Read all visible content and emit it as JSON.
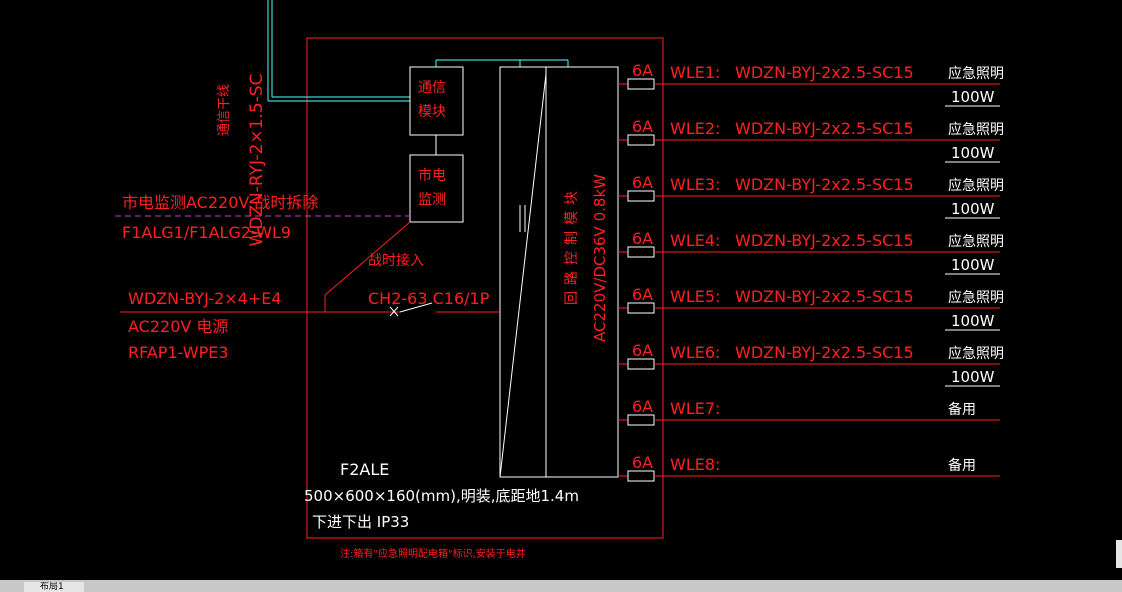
{
  "colors": {
    "background": "#000000",
    "red": "#ff2020",
    "cyan": "#3fd2d2",
    "white": "#ffffff",
    "magenta": "#c63ccf",
    "gray": "#9a9a9a"
  },
  "left": {
    "vertical_cable": "WDZN-RYJ-2×1.5-SC",
    "comm_trunk": "通信干线",
    "mains_monitor": "市电监测AC220V 战时拆除",
    "mains_monitor_ref": "F1ALG1/F1ALG2-WL9",
    "wartime": "战时接入",
    "supply_cable": "WDZN-BYJ-2×4+E4",
    "supply_power": "AC220V 电源",
    "supply_ref": "RFAP1-WPE3",
    "breaker": "CH2-63 C16/1P"
  },
  "modules": {
    "comm_line1": "通信",
    "comm_line2": "模块",
    "mains_line1": "市电",
    "mains_line2": "监测"
  },
  "controller": {
    "name": "回路控制模块",
    "voltage": "AC220V/DC36V   0.8kW"
  },
  "circuits": [
    {
      "breaker": "6A",
      "id": "WLE1:",
      "cable": "WDZN-BYJ-2x2.5-SC15",
      "use": "应急照明",
      "power": "100W"
    },
    {
      "breaker": "6A",
      "id": "WLE2:",
      "cable": "WDZN-BYJ-2x2.5-SC15",
      "use": "应急照明",
      "power": "100W"
    },
    {
      "breaker": "6A",
      "id": "WLE3:",
      "cable": "WDZN-BYJ-2x2.5-SC15",
      "use": "应急照明",
      "power": "100W"
    },
    {
      "breaker": "6A",
      "id": "WLE4:",
      "cable": "WDZN-BYJ-2x2.5-SC15",
      "use": "应急照明",
      "power": "100W"
    },
    {
      "breaker": "6A",
      "id": "WLE5:",
      "cable": "WDZN-BYJ-2x2.5-SC15",
      "use": "应急照明",
      "power": "100W"
    },
    {
      "breaker": "6A",
      "id": "WLE6:",
      "cable": "WDZN-BYJ-2x2.5-SC15",
      "use": "应急照明",
      "power": "100W"
    },
    {
      "breaker": "6A",
      "id": "WLE7:",
      "cable": "",
      "use": "备用",
      "power": ""
    },
    {
      "breaker": "6A",
      "id": "WLE8:",
      "cable": "",
      "use": "备用",
      "power": ""
    }
  ],
  "panel": {
    "name": "F2ALE",
    "spec": "500×600×160(mm),明装,底距地1.4m",
    "entry": "下进下出   IP33"
  },
  "note": "注:箱有\"应急照明配电箱\"标识,安装于电井",
  "tab_label": "布局1"
}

------------------------------------

-- Direction --
Copy out all the data exactly; skip the pictures.

-- Exercise response --
Read all visible content and emit it as JSON.
{
  "colors": {
    "background": "#000000",
    "red": "#ff2020",
    "cyan": "#3fd2d2",
    "white": "#ffffff",
    "magenta": "#c63ccf",
    "gray": "#9a9a9a"
  },
  "left": {
    "vertical_cable": "WDZN-RYJ-2×1.5-SC",
    "comm_trunk": "通信干线",
    "mains_monitor": "市电监测AC220V 战时拆除",
    "mains_monitor_ref": "F1ALG1/F1ALG2-WL9",
    "wartime": "战时接入",
    "supply_cable": "WDZN-BYJ-2×4+E4",
    "supply_power": "AC220V 电源",
    "supply_ref": "RFAP1-WPE3",
    "breaker": "CH2-63 C16/1P"
  },
  "modules": {
    "comm_line1": "通信",
    "comm_line2": "模块",
    "mains_line1": "市电",
    "mains_line2": "监测"
  },
  "controller": {
    "name": "回路控制模块",
    "voltage": "AC220V/DC36V   0.8kW"
  },
  "circuits": [
    {
      "breaker": "6A",
      "id": "WLE1:",
      "cable": "WDZN-BYJ-2x2.5-SC15",
      "use": "应急照明",
      "power": "100W"
    },
    {
      "breaker": "6A",
      "id": "WLE2:",
      "cable": "WDZN-BYJ-2x2.5-SC15",
      "use": "应急照明",
      "power": "100W"
    },
    {
      "breaker": "6A",
      "id": "WLE3:",
      "cable": "WDZN-BYJ-2x2.5-SC15",
      "use": "应急照明",
      "power": "100W"
    },
    {
      "breaker": "6A",
      "id": "WLE4:",
      "cable": "WDZN-BYJ-2x2.5-SC15",
      "use": "应急照明",
      "power": "100W"
    },
    {
      "breaker": "6A",
      "id": "WLE5:",
      "cable": "WDZN-BYJ-2x2.5-SC15",
      "use": "应急照明",
      "power": "100W"
    },
    {
      "breaker": "6A",
      "id": "WLE6:",
      "cable": "WDZN-BYJ-2x2.5-SC15",
      "use": "应急照明",
      "power": "100W"
    },
    {
      "breaker": "6A",
      "id": "WLE7:",
      "cable": "",
      "use": "备用",
      "power": ""
    },
    {
      "breaker": "6A",
      "id": "WLE8:",
      "cable": "",
      "use": "备用",
      "power": ""
    }
  ],
  "panel": {
    "name": "F2ALE",
    "spec": "500×600×160(mm),明装,底距地1.4m",
    "entry": "下进下出   IP33"
  },
  "note": "注:箱有\"应急照明配电箱\"标识,安装于电井",
  "tab_label": "布局1"
}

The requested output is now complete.